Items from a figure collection

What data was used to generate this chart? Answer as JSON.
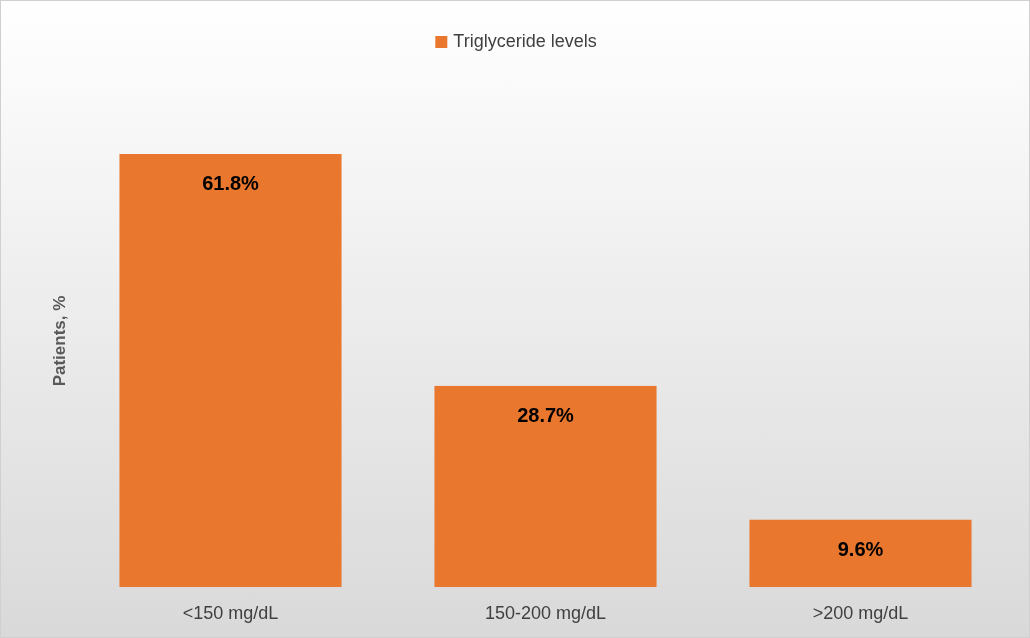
{
  "chart_data": {
    "type": "bar",
    "ylabel": "Patients, %",
    "categories": [
      "<150 mg/dL",
      "150-200 mg/dL",
      ">200 mg/dL"
    ],
    "series": [
      {
        "name": "Triglyceride levels",
        "color": "#e9772e",
        "values": [
          61.8,
          28.7,
          9.6
        ],
        "value_labels": [
          "61.8%",
          "28.7%",
          "9.6%"
        ]
      }
    ],
    "legend": "top"
  }
}
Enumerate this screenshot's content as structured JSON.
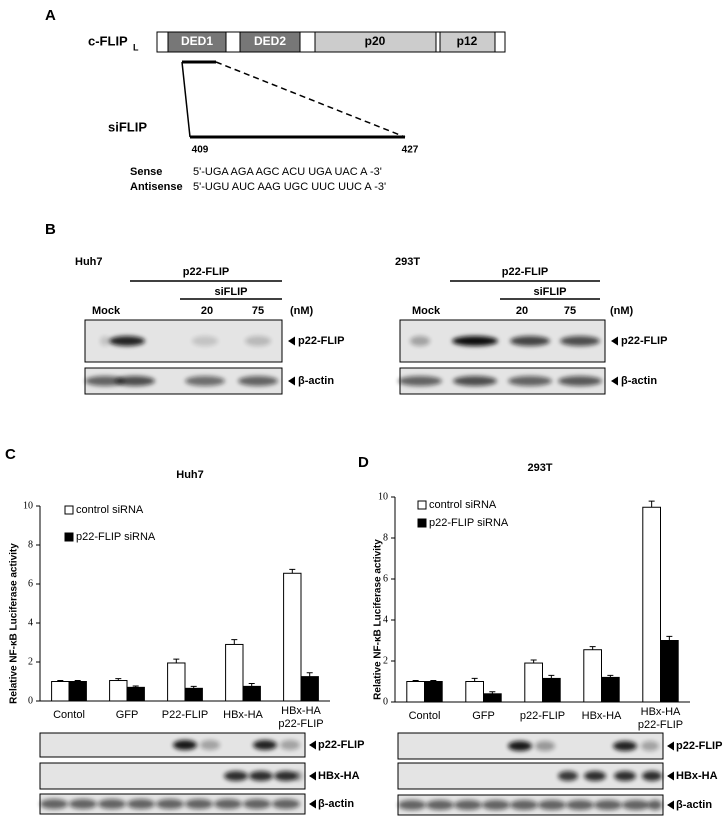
{
  "panel_a": {
    "label": "A",
    "protein": "c-FLIP",
    "protein_subscript": "L",
    "domains": [
      "DED1",
      "DED2",
      "p20",
      "p12"
    ],
    "sirna": "siFLIP",
    "start": 409,
    "end": 427,
    "sense_label": "Sense",
    "sense": "5'-UGA AGA AGC ACU UGA UAC A -3'",
    "antisense_label": "Antisense",
    "antisense": "5'-UGU AUC AAG UGC UUC UUC A -3'"
  },
  "panel_b": {
    "label": "B",
    "blots": [
      {
        "cell_line": "Huh7",
        "treatment": "p22-FLIP",
        "sirna": "siFLIP",
        "mock": "Mock",
        "doses": [
          20,
          75
        ],
        "unit": "(nM)",
        "rows": [
          "p22-FLIP",
          "β-actin"
        ]
      },
      {
        "cell_line": "293T",
        "treatment": "p22-FLIP",
        "sirna": "siFLIP",
        "mock": "Mock",
        "doses": [
          20,
          75
        ],
        "unit": "(nM)",
        "rows": [
          "p22-FLIP",
          "β-actin"
        ]
      }
    ]
  },
  "chart_data": [
    {
      "panel_label": "C",
      "type": "bar",
      "title": "Huh7",
      "ylabel": "Relative NF-κB Luciferase activity",
      "categories": [
        "Contol",
        "GFP",
        "P22-FLIP",
        "HBx-HA",
        [
          "HBx-HA",
          "p22-FLIP"
        ]
      ],
      "series": [
        {
          "name": "control siRNA",
          "color": "#ffffff",
          "values": [
            1.0,
            1.05,
            1.95,
            2.9,
            6.55
          ],
          "errors": [
            0.05,
            0.1,
            0.2,
            0.25,
            0.2
          ]
        },
        {
          "name": "p22-FLIP siRNA",
          "color": "#000000",
          "values": [
            1.0,
            0.7,
            0.65,
            0.75,
            1.25
          ],
          "errors": [
            0.05,
            0.07,
            0.1,
            0.15,
            0.2
          ]
        }
      ],
      "edgecolor": "#000000",
      "ylim": [
        0,
        10
      ],
      "yticks": [
        0,
        2,
        4,
        6,
        8,
        10
      ],
      "legend": "upper left",
      "blot_rows": [
        "p22-FLIP",
        "HBx-HA",
        "β-actin"
      ]
    },
    {
      "panel_label": "D",
      "type": "bar",
      "title": "293T",
      "ylabel": "Relative NF-κB Luciferase activity",
      "categories": [
        "Contol",
        "GFP",
        "p22-FLIP",
        "HBx-HA",
        [
          "HBx-HA",
          "p22-FLIP"
        ]
      ],
      "series": [
        {
          "name": "control siRNA",
          "color": "#ffffff",
          "values": [
            1.0,
            1.0,
            1.9,
            2.55,
            9.5
          ],
          "errors": [
            0.05,
            0.15,
            0.15,
            0.15,
            0.3
          ]
        },
        {
          "name": "p22-FLIP siRNA",
          "color": "#000000",
          "values": [
            1.0,
            0.4,
            1.15,
            1.2,
            3.0
          ],
          "errors": [
            0.05,
            0.1,
            0.15,
            0.1,
            0.2
          ]
        }
      ],
      "edgecolor": "#000000",
      "ylim": [
        0,
        10
      ],
      "yticks": [
        0,
        2,
        4,
        6,
        8,
        10
      ],
      "legend": "upper left",
      "blot_rows": [
        "p22-FLIP",
        "HBx-HA",
        "β-actin"
      ]
    }
  ]
}
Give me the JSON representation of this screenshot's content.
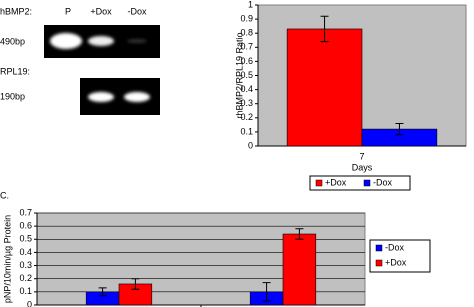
{
  "gel": {
    "panel1_label": "hBMP2:",
    "lanes": [
      "P",
      "+Dox",
      "-Dox"
    ],
    "size1": "490bp",
    "panel2_label": "RPL19:",
    "size2": "190bp"
  },
  "chart_data": [
    {
      "type": "bar",
      "ylabel": "rhBMP2/RPL19 Ratio",
      "xlabel": "Days",
      "categories": [
        "7"
      ],
      "series": [
        {
          "name": "+Dox",
          "color": "#ff0000",
          "values": [
            0.83
          ],
          "errors": [
            0.09
          ]
        },
        {
          "name": "-Dox",
          "color": "#0000ff",
          "values": [
            0.12
          ],
          "errors": [
            0.04
          ]
        }
      ],
      "ylim": [
        0,
        1
      ],
      "yticks": [
        0,
        0.1,
        0.2,
        0.3,
        0.4,
        0.5,
        0.6,
        0.7,
        0.8,
        0.9,
        1
      ],
      "grid": false,
      "legend": "bottom"
    },
    {
      "type": "bar",
      "panel_label": "C.",
      "ylabel": "pNP/10min/µg Protein",
      "categories": [
        null,
        null
      ],
      "series": [
        {
          "name": "-Dox",
          "color": "#0000ff",
          "values": [
            0.1,
            0.1
          ],
          "errors": [
            0.03,
            0.07
          ]
        },
        {
          "name": "+Dox",
          "color": "#ff0000",
          "values": [
            0.16,
            0.54
          ],
          "errors": [
            0.04,
            0.04
          ]
        }
      ],
      "ylim": [
        0,
        0.7
      ],
      "yticks": [
        0,
        0.1,
        0.2,
        0.3,
        0.4,
        0.5,
        0.6,
        0.7
      ],
      "grid": true,
      "legend": "right"
    }
  ]
}
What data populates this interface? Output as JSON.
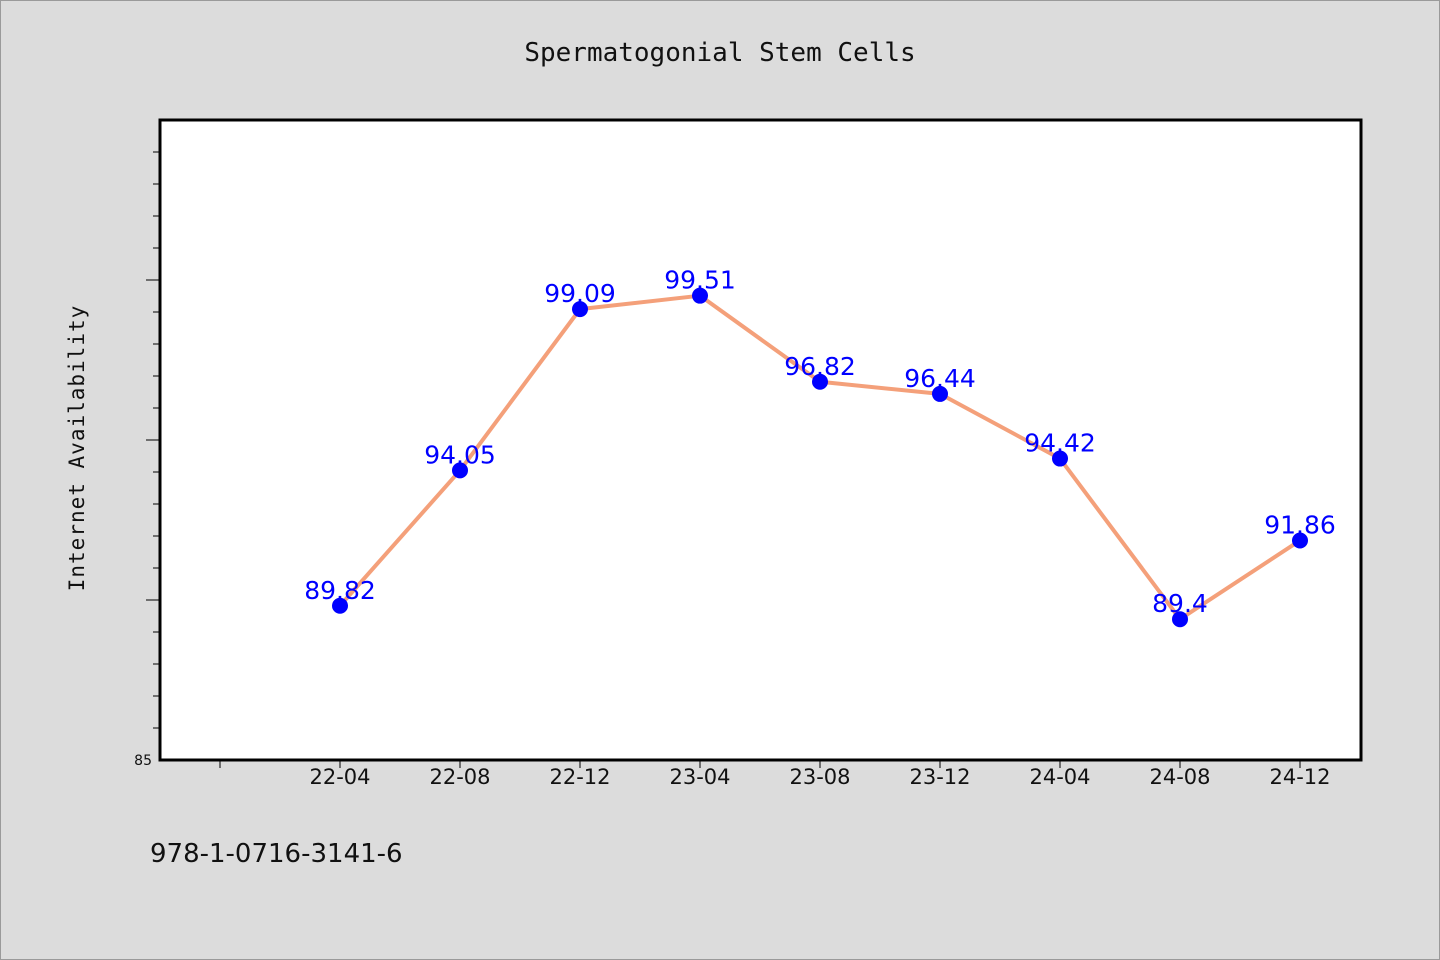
{
  "chart_data": {
    "type": "line",
    "title": "Spermatogonial Stem Cells",
    "xlabel": "",
    "ylabel": "Internet Availability",
    "categories": [
      "22-04",
      "22-08",
      "22-12",
      "23-04",
      "23-08",
      "23-12",
      "24-04",
      "24-08",
      "24-12"
    ],
    "values": [
      89.82,
      94.05,
      99.09,
      99.51,
      96.82,
      96.44,
      94.42,
      89.4,
      91.86
    ],
    "data_labels": [
      "89.82",
      "94.05",
      "99.09",
      "99.51",
      "96.82",
      "96.44",
      "94.42",
      "89.4",
      "91.86"
    ],
    "ylim": [
      85,
      105
    ],
    "y_tick_labels": [
      {
        "value": 85,
        "label": "85"
      }
    ],
    "grid": false,
    "legend": "none",
    "line_color": "#f4a07a",
    "marker_color": "#0000ff",
    "label_color": "#0000ff"
  },
  "footer": {
    "isbn": "978-1-0716-3141-6"
  }
}
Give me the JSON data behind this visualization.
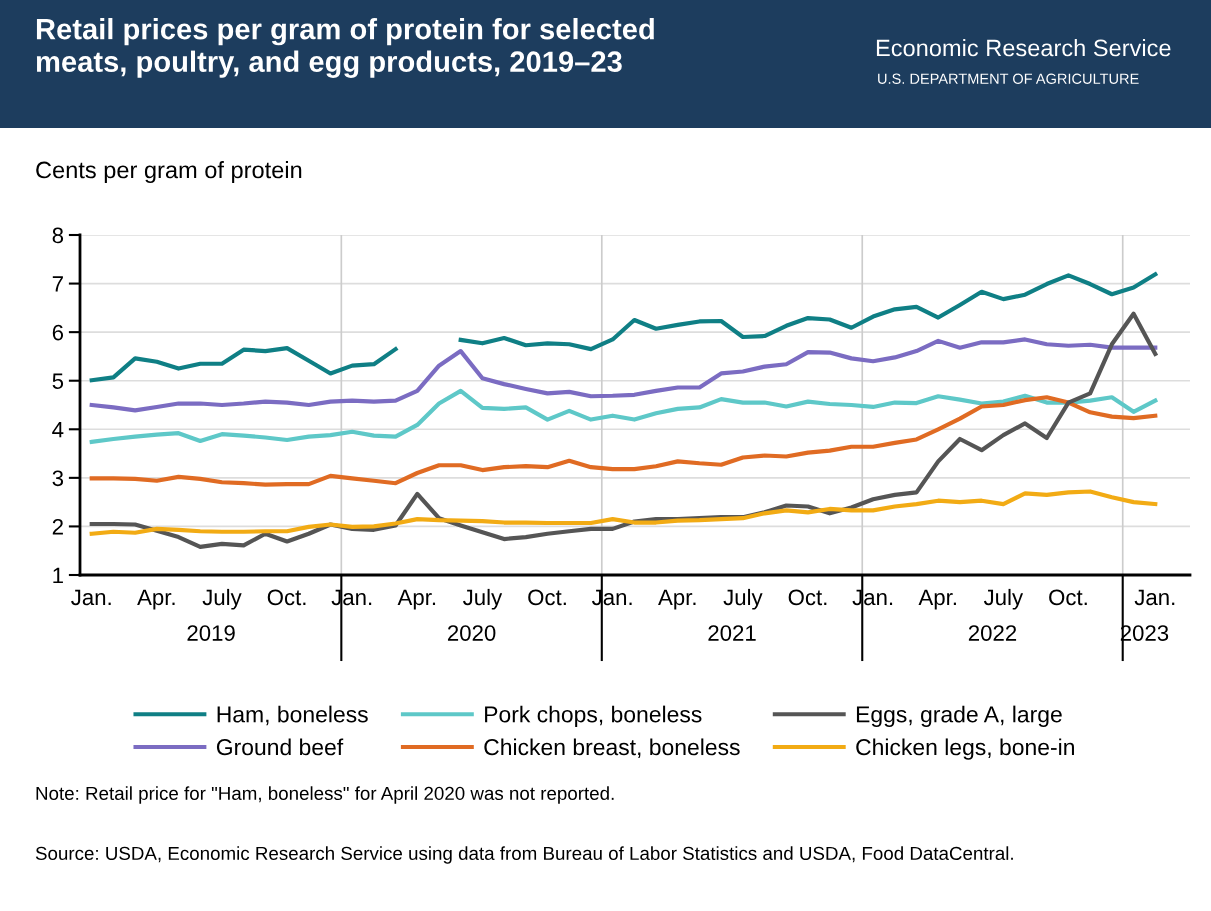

◆ Task item ◆
Could you write out every record exactly, leaving the pictures out?

◆ The answer ◆
What data was used to generate this chart? Answer as JSON.
{
  "chart_data": {
    "type": "bar",
    "ylabel": "Patients, %",
    "categories": [
      "<150 mg/dL",
      "150-200 mg/dL",
      ">200 mg/dL"
    ],
    "series": [
      {
        "name": "Triglyceride levels",
        "color": "#e9772e",
        "values": [
          61.8,
          28.7,
          9.6
        ],
        "value_labels": [
          "61.8%",
          "28.7%",
          "9.6%"
        ]
      }
    ],
    "legend": "top"
  }
}
Enumerate this screenshot's content as structured JSON.
{
  "panel_a": {
    "label": "A",
    "protein": "c-FLIP",
    "protein_subscript": "L",
    "domains": [
      "DED1",
      "DED2",
      "p20",
      "p12"
    ],
    "sirna": "siFLIP",
    "start": 409,
    "end": 427,
    "sense_label": "Sense",
    "sense": "5'-UGA AGA AGC ACU UGA UAC A -3'",
    "antisense_label": "Antisense",
    "antisense": "5'-UGU AUC AAG UGC UUC UUC A -3'"
  },
  "panel_b": {
    "label": "B",
    "blots": [
      {
        "cell_line": "Huh7",
        "treatment": "p22-FLIP",
        "sirna": "siFLIP",
        "mock": "Mock",
        "doses": [
          20,
          75
        ],
        "unit": "(nM)",
        "rows": [
          "p22-FLIP",
          "β-actin"
        ]
      },
      {
        "cell_line": "293T",
        "treatment": "p22-FLIP",
        "sirna": "siFLIP",
        "mock": "Mock",
        "doses": [
          20,
          75
        ],
        "unit": "(nM)",
        "rows": [
          "p22-FLIP",
          "β-actin"
        ]
      }
    ]
  },
  "chart_data": [
    {
      "panel_label": "C",
      "type": "bar",
      "title": "Huh7",
      "ylabel": "Relative NF-κB Luciferase activity",
      "categories": [
        "Contol",
        "GFP",
        "P22-FLIP",
        "HBx-HA",
        [
          "HBx-HA",
          "p22-FLIP"
        ]
      ],
      "series": [
        {
          "name": "control siRNA",
          "color": "#ffffff",
          "values": [
            1.0,
            1.05,
            1.95,
            2.9,
            6.55
          ],
          "errors": [
            0.05,
            0.1,
            0.2,
            0.25,
            0.2
          ]
        },
        {
          "name": "p22-FLIP siRNA",
          "color": "#000000",
          "values": [
            1.0,
            0.7,
            0.65,
            0.75,
            1.25
          ],
          "errors": [
            0.05,
            0.07,
            0.1,
            0.15,
            0.2
          ]
        }
      ],
      "edgecolor": "#000000",
      "ylim": [
        0,
        10
      ],
      "yticks": [
        0,
        2,
        4,
        6,
        8,
        10
      ],
      "legend": "upper left",
      "blot_rows": [
        "p22-FLIP",
        "HBx-HA",
        "β-actin"
      ]
    },
    {
      "panel_label": "D",
      "type": "bar",
      "title": "293T",
      "ylabel": "Relative NF-κB Luciferase activity",
      "categories": [
        "Contol",
        "GFP",
        "p22-FLIP",
        "HBx-HA",
        [
          "HBx-HA",
          "p22-FLIP"
        ]
      ],
      "series": [
        {
          "name": "control siRNA",
          "color": "#ffffff",
          "values": [
            1.0,
            1.0,
            1.9,
            2.55,
            9.5
          ],
          "errors": [
            0.05,
            0.15,
            0.15,
            0.15,
            0.3
          ]
        },
        {
          "name": "p22-FLIP siRNA",
          "color": "#000000",
          "values": [
            1.0,
            0.4,
            1.15,
            1.2,
            3.0
          ],
          "errors": [
            0.05,
            0.1,
            0.15,
            0.1,
            0.2
          ]
        }
      ],
      "edgecolor": "#000000",
      "ylim": [
        0,
        10
      ],
      "yticks": [
        0,
        2,
        4,
        6,
        8,
        10
      ],
      "legend": "upper left",
      "blot_rows": [
        "p22-FLIP",
        "HBx-HA",
        "β-actin"
      ]
    }
  ]
}
Give me the JSON representation of this screenshot's content.
{
  "gel": {
    "panel1_label": "hBMP2:",
    "lanes": [
      "P",
      "+Dox",
      "-Dox"
    ],
    "size1": "490bp",
    "panel2_label": "RPL19:",
    "size2": "190bp"
  },
  "chart_data": [
    {
      "type": "bar",
      "ylabel": "rhBMP2/RPL19 Ratio",
      "xlabel": "Days",
      "categories": [
        "7"
      ],
      "series": [
        {
          "name": "+Dox",
          "color": "#ff0000",
          "values": [
            0.83
          ],
          "errors": [
            0.09
          ]
        },
        {
          "name": "-Dox",
          "color": "#0000ff",
          "values": [
            0.12
          ],
          "errors": [
            0.04
          ]
        }
      ],
      "ylim": [
        0,
        1
      ],
      "yticks": [
        0,
        0.1,
        0.2,
        0.3,
        0.4,
        0.5,
        0.6,
        0.7,
        0.8,
        0.9,
        1
      ],
      "grid": false,
      "legend": "bottom"
    },
    {
      "type": "bar",
      "panel_label": "C.",
      "ylabel": "pNP/10min/µg Protein",
      "categories": [
        null,
        null
      ],
      "series": [
        {
          "name": "-Dox",
          "color": "#0000ff",
          "values": [
            0.1,
            0.1
          ],
          "errors": [
            0.03,
            0.07
          ]
        },
        {
          "name": "+Dox",
          "color": "#ff0000",
          "values": [
            0.16,
            0.54
          ],
          "errors": [
            0.04,
            0.04
          ]
        }
      ],
      "ylim": [
        0,
        0.7
      ],
      "yticks": [
        0,
        0.1,
        0.2,
        0.3,
        0.4,
        0.5,
        0.6,
        0.7
      ],
      "grid": true,
      "legend": "right"
    }
  ]
}
What data populates this interface? Output as JSON.
{
  "chart_data": {
    "type": "line",
    "title": "Spermatogonial Stem Cells",
    "xlabel": "",
    "ylabel": "Internet Availability",
    "categories": [
      "22-04",
      "22-08",
      "22-12",
      "23-04",
      "23-08",
      "23-12",
      "24-04",
      "24-08",
      "24-12"
    ],
    "values": [
      89.82,
      94.05,
      99.09,
      99.51,
      96.82,
      96.44,
      94.42,
      89.4,
      91.86
    ],
    "data_labels": [
      "89.82",
      "94.05",
      "99.09",
      "99.51",
      "96.82",
      "96.44",
      "94.42",
      "89.4",
      "91.86"
    ],
    "ylim": [
      85,
      105
    ],
    "y_tick_labels": [
      {
        "value": 85,
        "label": "85"
      }
    ],
    "grid": false,
    "legend": "none",
    "line_color": "#f4a07a",
    "marker_color": "#0000ff",
    "label_color": "#0000ff"
  },
  "footer": {
    "isbn": "978-1-0716-3141-6"
  }
}
Give me the JSON data behind this visualization.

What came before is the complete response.